─── Data entries ───

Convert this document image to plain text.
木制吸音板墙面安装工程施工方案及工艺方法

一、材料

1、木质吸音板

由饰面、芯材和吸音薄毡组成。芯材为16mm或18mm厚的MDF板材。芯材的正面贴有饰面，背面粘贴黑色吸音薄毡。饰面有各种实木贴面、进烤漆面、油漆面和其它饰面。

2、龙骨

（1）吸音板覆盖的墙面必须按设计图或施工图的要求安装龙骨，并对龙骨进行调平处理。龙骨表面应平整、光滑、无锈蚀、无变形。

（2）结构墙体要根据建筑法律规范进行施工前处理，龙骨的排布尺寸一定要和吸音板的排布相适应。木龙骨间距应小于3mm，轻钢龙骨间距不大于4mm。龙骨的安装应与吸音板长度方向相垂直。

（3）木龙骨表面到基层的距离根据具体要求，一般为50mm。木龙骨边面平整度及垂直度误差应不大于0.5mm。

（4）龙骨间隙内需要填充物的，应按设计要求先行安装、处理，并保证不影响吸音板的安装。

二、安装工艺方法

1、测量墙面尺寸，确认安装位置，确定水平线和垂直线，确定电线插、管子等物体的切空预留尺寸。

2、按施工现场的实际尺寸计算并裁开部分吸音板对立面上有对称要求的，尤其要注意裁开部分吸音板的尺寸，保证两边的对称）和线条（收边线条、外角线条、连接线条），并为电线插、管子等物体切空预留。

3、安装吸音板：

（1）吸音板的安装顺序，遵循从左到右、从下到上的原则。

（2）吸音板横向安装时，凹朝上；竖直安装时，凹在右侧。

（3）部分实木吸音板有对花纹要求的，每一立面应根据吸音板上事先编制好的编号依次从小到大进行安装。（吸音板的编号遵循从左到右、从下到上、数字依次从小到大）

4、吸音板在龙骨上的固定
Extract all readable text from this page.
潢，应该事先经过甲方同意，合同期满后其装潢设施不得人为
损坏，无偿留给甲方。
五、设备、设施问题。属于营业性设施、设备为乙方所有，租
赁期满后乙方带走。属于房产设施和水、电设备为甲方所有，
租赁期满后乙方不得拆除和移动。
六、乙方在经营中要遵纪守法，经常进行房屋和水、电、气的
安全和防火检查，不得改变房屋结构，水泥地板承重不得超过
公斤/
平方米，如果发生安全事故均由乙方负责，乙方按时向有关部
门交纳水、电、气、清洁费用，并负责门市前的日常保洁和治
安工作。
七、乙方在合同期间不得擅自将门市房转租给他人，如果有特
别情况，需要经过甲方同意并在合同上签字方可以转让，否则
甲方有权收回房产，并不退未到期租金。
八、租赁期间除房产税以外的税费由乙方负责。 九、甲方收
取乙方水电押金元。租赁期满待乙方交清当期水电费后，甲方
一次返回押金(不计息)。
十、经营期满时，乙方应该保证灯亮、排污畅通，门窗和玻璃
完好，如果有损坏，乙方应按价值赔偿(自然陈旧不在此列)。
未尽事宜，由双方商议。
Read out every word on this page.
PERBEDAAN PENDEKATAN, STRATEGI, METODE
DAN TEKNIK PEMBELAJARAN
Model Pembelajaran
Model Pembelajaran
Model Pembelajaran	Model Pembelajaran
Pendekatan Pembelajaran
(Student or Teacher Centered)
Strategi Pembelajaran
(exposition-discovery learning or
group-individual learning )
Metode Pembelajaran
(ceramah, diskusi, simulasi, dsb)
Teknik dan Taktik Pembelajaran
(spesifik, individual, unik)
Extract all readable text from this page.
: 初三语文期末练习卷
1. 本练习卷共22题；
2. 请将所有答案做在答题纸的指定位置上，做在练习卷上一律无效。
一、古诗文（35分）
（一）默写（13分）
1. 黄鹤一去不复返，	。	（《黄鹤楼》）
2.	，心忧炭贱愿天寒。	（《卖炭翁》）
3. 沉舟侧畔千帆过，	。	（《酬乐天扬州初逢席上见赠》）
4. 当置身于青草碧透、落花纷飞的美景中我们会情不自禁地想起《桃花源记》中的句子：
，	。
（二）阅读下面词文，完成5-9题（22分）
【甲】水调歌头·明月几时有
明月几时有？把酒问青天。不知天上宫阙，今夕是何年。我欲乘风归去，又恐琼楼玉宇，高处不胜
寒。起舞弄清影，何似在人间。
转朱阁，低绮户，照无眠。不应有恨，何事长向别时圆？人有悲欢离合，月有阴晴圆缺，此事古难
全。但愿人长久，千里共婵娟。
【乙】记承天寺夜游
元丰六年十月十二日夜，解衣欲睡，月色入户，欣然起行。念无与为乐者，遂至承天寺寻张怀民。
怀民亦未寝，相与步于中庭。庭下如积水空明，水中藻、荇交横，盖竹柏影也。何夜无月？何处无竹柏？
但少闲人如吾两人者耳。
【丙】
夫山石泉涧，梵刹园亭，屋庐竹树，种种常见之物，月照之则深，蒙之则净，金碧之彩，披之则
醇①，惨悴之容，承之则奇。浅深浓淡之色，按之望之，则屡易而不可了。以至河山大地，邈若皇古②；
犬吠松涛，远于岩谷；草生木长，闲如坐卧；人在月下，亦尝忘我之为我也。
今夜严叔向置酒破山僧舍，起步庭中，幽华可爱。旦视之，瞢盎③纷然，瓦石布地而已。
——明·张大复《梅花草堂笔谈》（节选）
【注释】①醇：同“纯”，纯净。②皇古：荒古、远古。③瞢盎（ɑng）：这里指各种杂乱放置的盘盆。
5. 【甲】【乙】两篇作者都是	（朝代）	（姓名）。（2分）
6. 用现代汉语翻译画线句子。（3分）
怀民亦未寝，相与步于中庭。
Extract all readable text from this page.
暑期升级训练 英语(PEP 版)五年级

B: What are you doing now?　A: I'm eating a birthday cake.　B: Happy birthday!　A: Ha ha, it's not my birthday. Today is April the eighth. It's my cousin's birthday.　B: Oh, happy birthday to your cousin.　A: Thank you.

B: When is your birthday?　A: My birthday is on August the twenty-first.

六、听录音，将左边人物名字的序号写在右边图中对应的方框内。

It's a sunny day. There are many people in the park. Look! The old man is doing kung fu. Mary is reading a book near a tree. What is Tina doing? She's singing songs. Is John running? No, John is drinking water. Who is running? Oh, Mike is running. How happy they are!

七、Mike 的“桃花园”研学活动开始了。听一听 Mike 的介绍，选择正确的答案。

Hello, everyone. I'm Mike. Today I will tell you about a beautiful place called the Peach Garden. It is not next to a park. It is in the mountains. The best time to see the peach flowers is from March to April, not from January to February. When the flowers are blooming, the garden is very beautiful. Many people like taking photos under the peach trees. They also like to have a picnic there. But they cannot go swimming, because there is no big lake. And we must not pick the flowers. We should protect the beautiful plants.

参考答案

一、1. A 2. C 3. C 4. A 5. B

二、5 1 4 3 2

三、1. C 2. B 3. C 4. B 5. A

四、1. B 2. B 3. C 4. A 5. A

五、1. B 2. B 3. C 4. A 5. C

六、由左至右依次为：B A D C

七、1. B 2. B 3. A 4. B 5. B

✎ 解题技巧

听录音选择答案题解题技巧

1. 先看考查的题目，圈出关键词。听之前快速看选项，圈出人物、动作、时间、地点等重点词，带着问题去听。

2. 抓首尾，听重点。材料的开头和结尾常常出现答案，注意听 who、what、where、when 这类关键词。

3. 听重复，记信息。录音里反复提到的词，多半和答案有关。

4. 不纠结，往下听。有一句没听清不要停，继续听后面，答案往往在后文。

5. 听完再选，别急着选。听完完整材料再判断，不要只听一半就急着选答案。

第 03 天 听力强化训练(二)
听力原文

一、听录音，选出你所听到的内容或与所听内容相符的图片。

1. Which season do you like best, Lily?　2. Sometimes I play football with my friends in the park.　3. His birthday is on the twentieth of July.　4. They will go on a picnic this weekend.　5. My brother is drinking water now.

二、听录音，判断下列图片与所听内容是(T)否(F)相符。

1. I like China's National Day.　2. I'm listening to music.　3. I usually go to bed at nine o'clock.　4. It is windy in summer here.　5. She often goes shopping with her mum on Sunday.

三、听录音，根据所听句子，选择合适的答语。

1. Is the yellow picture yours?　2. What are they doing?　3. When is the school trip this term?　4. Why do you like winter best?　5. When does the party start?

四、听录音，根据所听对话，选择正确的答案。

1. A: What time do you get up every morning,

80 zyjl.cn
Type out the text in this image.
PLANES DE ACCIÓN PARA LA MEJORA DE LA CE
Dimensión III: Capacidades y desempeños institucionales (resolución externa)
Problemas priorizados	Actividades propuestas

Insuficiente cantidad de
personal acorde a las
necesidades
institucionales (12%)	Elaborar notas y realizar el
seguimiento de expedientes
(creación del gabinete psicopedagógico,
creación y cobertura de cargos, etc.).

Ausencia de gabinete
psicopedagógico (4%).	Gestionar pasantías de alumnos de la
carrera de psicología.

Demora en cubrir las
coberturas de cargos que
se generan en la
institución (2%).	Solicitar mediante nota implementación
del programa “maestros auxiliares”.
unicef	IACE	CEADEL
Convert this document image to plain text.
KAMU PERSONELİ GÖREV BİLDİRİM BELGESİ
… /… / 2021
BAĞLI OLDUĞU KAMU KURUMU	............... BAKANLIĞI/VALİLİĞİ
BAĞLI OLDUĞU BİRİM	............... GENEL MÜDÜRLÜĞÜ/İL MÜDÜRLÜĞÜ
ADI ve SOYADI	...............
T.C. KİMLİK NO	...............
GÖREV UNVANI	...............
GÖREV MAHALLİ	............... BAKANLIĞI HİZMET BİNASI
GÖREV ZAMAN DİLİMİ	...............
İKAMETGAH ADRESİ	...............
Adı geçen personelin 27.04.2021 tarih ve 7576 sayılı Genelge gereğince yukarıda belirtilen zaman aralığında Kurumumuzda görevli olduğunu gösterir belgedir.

───

Each line that has the word "选择正确的答案" should be copied.

--- Response to the exercise ---
七、Mike 的“桃花园”研学活动开始了。听一听 Mike 的介绍，选择正确的答案。
四、听录音，根据所听对话，选择正确的答案。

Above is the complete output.